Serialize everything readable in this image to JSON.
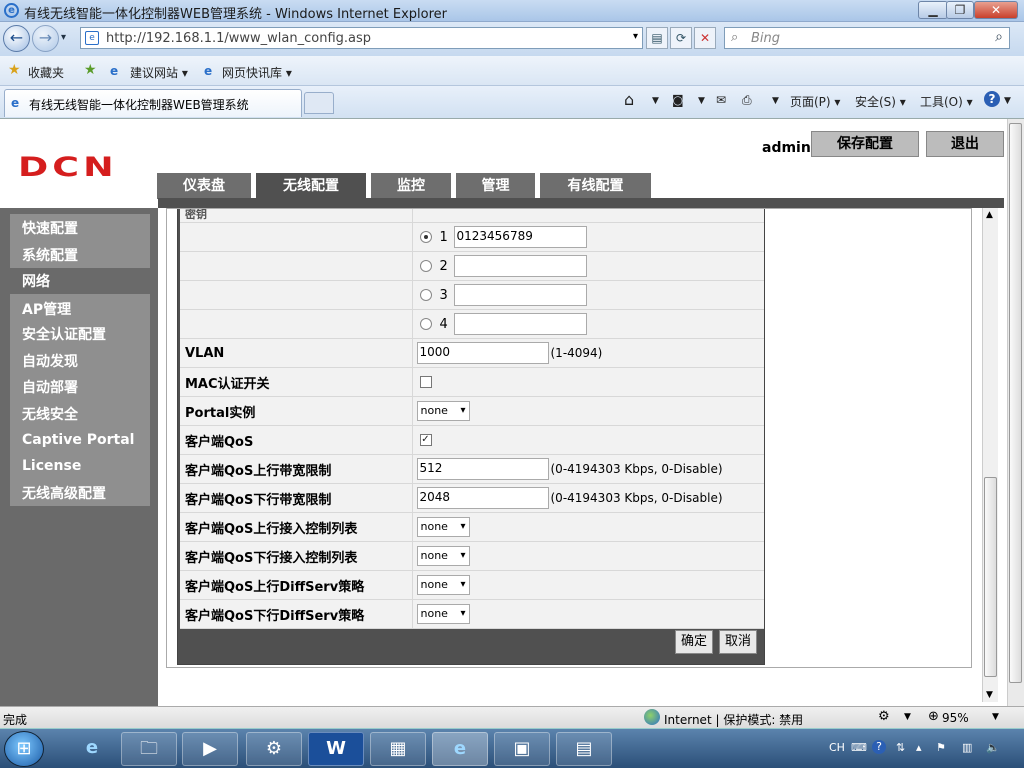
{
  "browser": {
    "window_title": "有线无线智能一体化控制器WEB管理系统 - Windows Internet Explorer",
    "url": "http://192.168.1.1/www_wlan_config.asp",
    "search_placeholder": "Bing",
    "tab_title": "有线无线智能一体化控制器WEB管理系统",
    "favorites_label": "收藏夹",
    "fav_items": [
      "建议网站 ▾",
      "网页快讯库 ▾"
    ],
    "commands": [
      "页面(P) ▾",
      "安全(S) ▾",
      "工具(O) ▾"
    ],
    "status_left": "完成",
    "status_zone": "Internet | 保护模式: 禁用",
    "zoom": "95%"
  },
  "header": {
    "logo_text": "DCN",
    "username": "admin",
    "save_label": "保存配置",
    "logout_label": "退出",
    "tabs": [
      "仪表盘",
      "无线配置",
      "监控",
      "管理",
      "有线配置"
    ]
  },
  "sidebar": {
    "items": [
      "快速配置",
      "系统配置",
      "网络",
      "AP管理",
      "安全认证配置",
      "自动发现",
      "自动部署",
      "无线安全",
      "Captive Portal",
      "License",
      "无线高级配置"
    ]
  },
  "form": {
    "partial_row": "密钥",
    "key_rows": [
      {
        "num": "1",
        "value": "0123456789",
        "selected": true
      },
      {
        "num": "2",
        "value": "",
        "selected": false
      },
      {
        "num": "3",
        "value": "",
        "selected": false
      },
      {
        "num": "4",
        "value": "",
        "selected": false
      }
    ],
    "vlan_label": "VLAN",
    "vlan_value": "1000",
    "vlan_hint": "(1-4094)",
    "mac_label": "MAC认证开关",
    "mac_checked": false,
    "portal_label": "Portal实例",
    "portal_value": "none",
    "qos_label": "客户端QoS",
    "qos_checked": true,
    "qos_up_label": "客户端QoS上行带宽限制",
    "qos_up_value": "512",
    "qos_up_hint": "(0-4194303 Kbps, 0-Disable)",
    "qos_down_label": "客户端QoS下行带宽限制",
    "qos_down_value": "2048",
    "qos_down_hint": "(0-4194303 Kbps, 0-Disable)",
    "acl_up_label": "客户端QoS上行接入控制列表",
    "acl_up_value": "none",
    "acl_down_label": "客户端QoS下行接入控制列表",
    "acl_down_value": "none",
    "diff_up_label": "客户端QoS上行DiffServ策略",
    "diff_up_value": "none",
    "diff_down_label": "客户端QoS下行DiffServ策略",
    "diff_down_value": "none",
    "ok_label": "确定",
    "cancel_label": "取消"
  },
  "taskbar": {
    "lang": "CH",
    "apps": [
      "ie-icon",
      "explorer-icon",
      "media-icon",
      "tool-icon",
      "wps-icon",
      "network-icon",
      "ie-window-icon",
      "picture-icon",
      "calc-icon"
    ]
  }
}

══════

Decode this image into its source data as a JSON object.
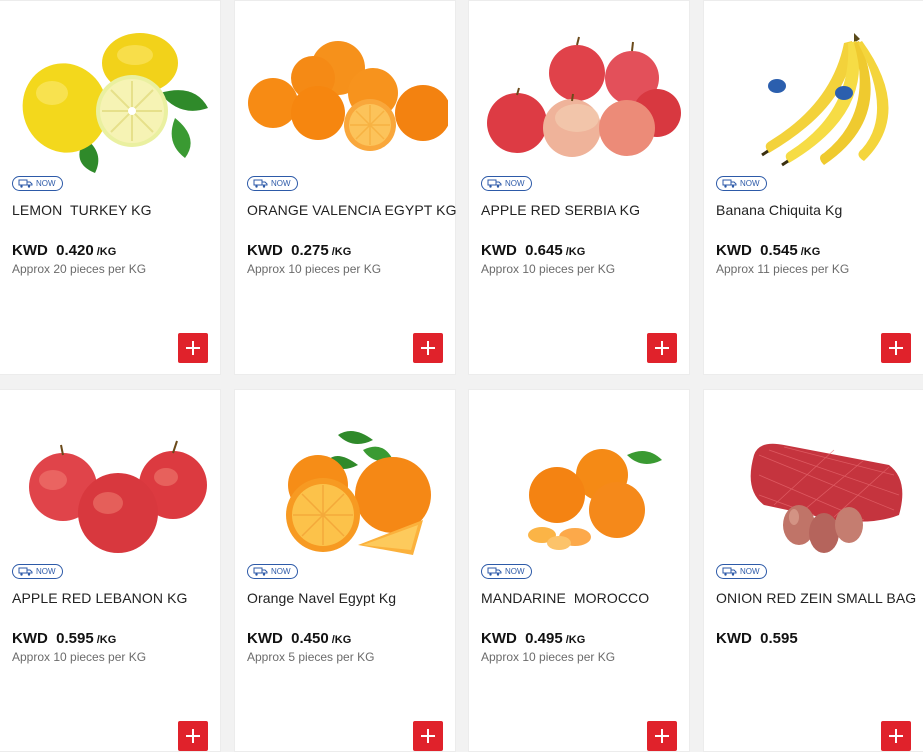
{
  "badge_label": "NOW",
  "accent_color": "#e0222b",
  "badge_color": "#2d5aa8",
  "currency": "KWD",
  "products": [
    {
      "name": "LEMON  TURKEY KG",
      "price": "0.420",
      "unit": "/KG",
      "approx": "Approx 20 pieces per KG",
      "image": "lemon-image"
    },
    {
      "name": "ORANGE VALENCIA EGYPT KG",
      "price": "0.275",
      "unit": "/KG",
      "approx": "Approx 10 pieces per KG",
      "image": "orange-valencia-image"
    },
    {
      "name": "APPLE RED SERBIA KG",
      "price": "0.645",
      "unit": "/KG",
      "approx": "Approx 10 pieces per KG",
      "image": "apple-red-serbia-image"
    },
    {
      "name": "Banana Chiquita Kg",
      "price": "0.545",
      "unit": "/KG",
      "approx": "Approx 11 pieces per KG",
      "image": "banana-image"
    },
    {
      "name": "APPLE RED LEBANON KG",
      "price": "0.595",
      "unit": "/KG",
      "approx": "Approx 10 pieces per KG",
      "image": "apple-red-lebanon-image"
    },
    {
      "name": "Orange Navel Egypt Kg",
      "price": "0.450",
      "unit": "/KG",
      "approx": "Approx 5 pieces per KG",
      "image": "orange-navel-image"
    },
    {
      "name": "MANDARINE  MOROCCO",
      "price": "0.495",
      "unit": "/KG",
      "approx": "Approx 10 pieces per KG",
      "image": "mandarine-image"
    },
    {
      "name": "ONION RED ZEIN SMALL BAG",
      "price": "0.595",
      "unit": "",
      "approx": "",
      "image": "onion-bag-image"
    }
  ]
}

══════

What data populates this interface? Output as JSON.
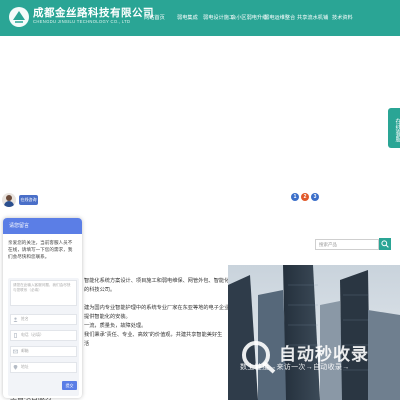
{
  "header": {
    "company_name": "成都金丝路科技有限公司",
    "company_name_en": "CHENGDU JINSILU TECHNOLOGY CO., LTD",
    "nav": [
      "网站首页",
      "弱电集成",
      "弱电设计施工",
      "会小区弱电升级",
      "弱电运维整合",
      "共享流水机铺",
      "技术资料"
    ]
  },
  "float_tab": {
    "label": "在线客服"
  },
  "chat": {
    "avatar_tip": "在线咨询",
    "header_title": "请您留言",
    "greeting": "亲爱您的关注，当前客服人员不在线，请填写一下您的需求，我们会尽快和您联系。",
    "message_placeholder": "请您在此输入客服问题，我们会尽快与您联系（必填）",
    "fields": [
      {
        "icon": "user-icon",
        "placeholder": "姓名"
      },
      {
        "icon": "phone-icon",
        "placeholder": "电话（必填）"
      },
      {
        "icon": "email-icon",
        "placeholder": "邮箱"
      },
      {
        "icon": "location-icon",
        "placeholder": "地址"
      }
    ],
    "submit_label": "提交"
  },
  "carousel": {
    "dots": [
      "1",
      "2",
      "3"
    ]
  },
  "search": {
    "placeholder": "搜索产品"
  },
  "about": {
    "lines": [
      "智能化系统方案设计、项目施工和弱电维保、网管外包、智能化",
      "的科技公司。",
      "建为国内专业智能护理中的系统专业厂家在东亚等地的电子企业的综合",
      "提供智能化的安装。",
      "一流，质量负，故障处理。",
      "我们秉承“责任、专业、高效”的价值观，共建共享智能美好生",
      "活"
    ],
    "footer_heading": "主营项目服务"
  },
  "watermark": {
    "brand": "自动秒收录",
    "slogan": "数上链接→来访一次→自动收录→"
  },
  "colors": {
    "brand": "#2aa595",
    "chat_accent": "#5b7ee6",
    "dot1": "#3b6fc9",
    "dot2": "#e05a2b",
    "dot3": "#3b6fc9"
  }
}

══════

**SHORT EXERCISE:** Report back each line of the entries that holds the string "Disable".

**THE ANSWER:**
    "qos_up_hint": "(0-4194303 Kbps, 0-Disable)",
    "qos_down_hint": "(0-4194303 Kbps, 0-Disable)",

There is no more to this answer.